▼▼▼
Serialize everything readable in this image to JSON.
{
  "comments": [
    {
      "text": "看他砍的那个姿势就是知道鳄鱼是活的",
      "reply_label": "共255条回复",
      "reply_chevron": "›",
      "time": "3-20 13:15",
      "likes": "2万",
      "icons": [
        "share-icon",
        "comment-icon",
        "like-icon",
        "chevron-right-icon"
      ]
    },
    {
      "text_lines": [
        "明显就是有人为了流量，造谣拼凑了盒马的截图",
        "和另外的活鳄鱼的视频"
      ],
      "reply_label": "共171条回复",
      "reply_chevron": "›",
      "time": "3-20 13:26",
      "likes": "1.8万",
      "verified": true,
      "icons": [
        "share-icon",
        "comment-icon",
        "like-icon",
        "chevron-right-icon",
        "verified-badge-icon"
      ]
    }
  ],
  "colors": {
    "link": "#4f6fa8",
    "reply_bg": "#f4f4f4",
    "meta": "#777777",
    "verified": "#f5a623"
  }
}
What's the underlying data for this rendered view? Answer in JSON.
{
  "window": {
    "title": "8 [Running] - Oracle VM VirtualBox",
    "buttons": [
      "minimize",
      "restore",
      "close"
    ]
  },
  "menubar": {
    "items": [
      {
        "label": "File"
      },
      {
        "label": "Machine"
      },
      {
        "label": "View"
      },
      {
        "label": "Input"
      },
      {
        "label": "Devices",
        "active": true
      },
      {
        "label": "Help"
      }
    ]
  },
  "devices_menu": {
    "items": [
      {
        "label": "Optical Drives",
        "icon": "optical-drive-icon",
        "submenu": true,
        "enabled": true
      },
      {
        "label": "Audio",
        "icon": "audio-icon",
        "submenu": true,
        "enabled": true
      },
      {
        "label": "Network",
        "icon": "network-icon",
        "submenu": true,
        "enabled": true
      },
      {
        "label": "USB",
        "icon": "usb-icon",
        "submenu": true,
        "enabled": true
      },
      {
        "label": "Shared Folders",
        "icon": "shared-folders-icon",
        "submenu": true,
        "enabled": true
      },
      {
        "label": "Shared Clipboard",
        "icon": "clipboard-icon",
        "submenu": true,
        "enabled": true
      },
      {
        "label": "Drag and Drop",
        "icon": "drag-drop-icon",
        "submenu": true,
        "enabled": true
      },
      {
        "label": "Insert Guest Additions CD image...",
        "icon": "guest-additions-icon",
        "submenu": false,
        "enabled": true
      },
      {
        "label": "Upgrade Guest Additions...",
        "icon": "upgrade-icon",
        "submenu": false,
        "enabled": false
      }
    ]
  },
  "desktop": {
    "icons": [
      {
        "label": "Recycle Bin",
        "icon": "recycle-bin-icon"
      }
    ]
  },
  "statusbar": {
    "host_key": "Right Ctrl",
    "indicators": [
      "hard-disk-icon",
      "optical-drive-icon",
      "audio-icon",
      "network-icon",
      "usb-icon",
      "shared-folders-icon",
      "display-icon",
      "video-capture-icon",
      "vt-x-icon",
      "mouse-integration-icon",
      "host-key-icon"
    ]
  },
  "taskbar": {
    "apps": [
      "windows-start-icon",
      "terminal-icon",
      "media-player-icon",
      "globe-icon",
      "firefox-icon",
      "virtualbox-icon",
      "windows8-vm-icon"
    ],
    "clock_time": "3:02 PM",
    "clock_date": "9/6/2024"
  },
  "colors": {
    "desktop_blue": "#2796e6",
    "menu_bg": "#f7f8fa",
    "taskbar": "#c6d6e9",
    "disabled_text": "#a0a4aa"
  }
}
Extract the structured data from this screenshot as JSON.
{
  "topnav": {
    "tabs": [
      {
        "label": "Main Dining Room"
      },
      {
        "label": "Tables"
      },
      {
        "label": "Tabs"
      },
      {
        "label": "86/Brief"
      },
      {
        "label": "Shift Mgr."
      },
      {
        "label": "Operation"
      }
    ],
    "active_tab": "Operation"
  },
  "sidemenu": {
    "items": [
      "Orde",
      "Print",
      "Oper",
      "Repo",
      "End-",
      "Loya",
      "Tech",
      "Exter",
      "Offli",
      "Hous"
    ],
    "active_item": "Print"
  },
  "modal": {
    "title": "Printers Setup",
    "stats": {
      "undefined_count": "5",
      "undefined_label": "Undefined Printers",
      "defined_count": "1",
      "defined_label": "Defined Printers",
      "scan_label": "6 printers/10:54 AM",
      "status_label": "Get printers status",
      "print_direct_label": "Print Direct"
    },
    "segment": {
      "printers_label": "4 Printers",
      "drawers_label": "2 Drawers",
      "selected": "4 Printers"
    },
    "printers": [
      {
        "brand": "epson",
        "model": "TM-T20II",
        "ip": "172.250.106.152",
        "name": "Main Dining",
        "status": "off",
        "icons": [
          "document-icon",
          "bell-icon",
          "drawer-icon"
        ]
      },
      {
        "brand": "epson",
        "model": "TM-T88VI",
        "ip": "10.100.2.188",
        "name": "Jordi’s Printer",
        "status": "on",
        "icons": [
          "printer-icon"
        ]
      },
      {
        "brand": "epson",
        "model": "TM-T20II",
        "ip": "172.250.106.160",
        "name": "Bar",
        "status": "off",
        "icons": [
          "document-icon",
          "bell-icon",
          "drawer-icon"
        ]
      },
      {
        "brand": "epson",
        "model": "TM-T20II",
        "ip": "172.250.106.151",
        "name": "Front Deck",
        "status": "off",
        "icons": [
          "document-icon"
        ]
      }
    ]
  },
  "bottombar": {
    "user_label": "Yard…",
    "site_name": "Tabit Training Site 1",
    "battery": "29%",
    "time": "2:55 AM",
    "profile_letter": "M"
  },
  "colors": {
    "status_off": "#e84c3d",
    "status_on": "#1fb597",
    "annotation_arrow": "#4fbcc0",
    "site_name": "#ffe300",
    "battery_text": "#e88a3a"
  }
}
▲▲▲
THE PROBLEM: Reproduce the records above exactly.

SOLUTION FOR THIS EXERCISE:
Serialize everything readable in this image to JSON.
{
  "comments": [
    {
      "text": "看他砍的那个姿势就是知道鳄鱼是活的",
      "reply_label": "共255条回复",
      "reply_chevron": "›",
      "time": "3-20 13:15",
      "likes": "2万",
      "icons": [
        "share-icon",
        "comment-icon",
        "like-icon",
        "chevron-right-icon"
      ]
    },
    {
      "text_lines": [
        "明显就是有人为了流量，造谣拼凑了盒马的截图",
        "和另外的活鳄鱼的视频"
      ],
      "reply_label": "共171条回复",
      "reply_chevron": "›",
      "time": "3-20 13:26",
      "likes": "1.8万",
      "verified": true,
      "icons": [
        "share-icon",
        "comment-icon",
        "like-icon",
        "chevron-right-icon",
        "verified-badge-icon"
      ]
    }
  ],
  "colors": {
    "link": "#4f6fa8",
    "reply_bg": "#f4f4f4",
    "meta": "#777777",
    "verified": "#f5a623"
  }
}
What's the underlying data for this rendered view? Answer in JSON.
{
  "window": {
    "title": "8 [Running] - Oracle VM VirtualBox",
    "buttons": [
      "minimize",
      "restore",
      "close"
    ]
  },
  "menubar": {
    "items": [
      {
        "label": "File"
      },
      {
        "label": "Machine"
      },
      {
        "label": "View"
      },
      {
        "label": "Input"
      },
      {
        "label": "Devices",
        "active": true
      },
      {
        "label": "Help"
      }
    ]
  },
  "devices_menu": {
    "items": [
      {
        "label": "Optical Drives",
        "icon": "optical-drive-icon",
        "submenu": true,
        "enabled": true
      },
      {
        "label": "Audio",
        "icon": "audio-icon",
        "submenu": true,
        "enabled": true
      },
      {
        "label": "Network",
        "icon": "network-icon",
        "submenu": true,
        "enabled": true
      },
      {
        "label": "USB",
        "icon": "usb-icon",
        "submenu": true,
        "enabled": true
      },
      {
        "label": "Shared Folders",
        "icon": "shared-folders-icon",
        "submenu": true,
        "enabled": true
      },
      {
        "label": "Shared Clipboard",
        "icon": "clipboard-icon",
        "submenu": true,
        "enabled": true
      },
      {
        "label": "Drag and Drop",
        "icon": "drag-drop-icon",
        "submenu": true,
        "enabled": true
      },
      {
        "label": "Insert Guest Additions CD image...",
        "icon": "guest-additions-icon",
        "submenu": false,
        "enabled": true
      },
      {
        "label": "Upgrade Guest Additions...",
        "icon": "upgrade-icon",
        "submenu": false,
        "enabled": false
      }
    ]
  },
  "desktop": {
    "icons": [
      {
        "label": "Recycle Bin",
        "icon": "recycle-bin-icon"
      }
    ]
  },
  "statusbar": {
    "host_key": "Right Ctrl",
    "indicators": [
      "hard-disk-icon",
      "optical-drive-icon",
      "audio-icon",
      "network-icon",
      "usb-icon",
      "shared-folders-icon",
      "display-icon",
      "video-capture-icon",
      "vt-x-icon",
      "mouse-integration-icon",
      "host-key-icon"
    ]
  },
  "taskbar": {
    "apps": [
      "windows-start-icon",
      "terminal-icon",
      "media-player-icon",
      "globe-icon",
      "firefox-icon",
      "virtualbox-icon",
      "windows8-vm-icon"
    ],
    "clock_time": "3:02 PM",
    "clock_date": "9/6/2024"
  },
  "colors": {
    "desktop_blue": "#2796e6",
    "menu_bg": "#f7f8fa",
    "taskbar": "#c6d6e9",
    "disabled_text": "#a0a4aa"
  }
}
Extract the structured data from this screenshot as JSON.
{
  "topnav": {
    "tabs": [
      {
        "label": "Main Dining Room"
      },
      {
        "label": "Tables"
      },
      {
        "label": "Tabs"
      },
      {
        "label": "86/Brief"
      },
      {
        "label": "Shift Mgr."
      },
      {
        "label": "Operation"
      }
    ],
    "active_tab": "Operation"
  },
  "sidemenu": {
    "items": [
      "Orde",
      "Print",
      "Oper",
      "Repo",
      "End-",
      "Loya",
      "Tech",
      "Exter",
      "Offli",
      "Hous"
    ],
    "active_item": "Print"
  },
  "modal": {
    "title": "Printers Setup",
    "stats": {
      "undefined_count": "5",
      "undefined_label": "Undefined Printers",
      "defined_count": "1",
      "defined_label": "Defined Printers",
      "scan_label": "6 printers/10:54 AM",
      "status_label": "Get printers status",
      "print_direct_label": "Print Direct"
    },
    "segment": {
      "printers_label": "4 Printers",
      "drawers_label": "2 Drawers",
      "selected": "4 Printers"
    },
    "printers": [
      {
        "brand": "epson",
        "model": "TM-T20II",
        "ip": "172.250.106.152",
        "name": "Main Dining",
        "status": "off",
        "icons": [
          "document-icon",
          "bell-icon",
          "drawer-icon"
        ]
      },
      {
        "brand": "epson",
        "model": "TM-T88VI",
        "ip": "10.100.2.188",
        "name": "Jordi’s Printer",
        "status": "on",
        "icons": [
          "printer-icon"
        ]
      },
      {
        "brand": "epson",
        "model": "TM-T20II",
        "ip": "172.250.106.160",
        "name": "Bar",
        "status": "off",
        "icons": [
          "document-icon",
          "bell-icon",
          "drawer-icon"
        ]
      },
      {
        "brand": "epson",
        "model": "TM-T20II",
        "ip": "172.250.106.151",
        "name": "Front Deck",
        "status": "off",
        "icons": [
          "document-icon"
        ]
      }
    ]
  },
  "bottombar": {
    "user_label": "Yard…",
    "site_name": "Tabit Training Site 1",
    "battery": "29%",
    "time": "2:55 AM",
    "profile_letter": "M"
  },
  "colors": {
    "status_off": "#e84c3d",
    "status_on": "#1fb597",
    "annotation_arrow": "#4fbcc0",
    "site_name": "#ffe300",
    "battery_text": "#e88a3a"
  }
}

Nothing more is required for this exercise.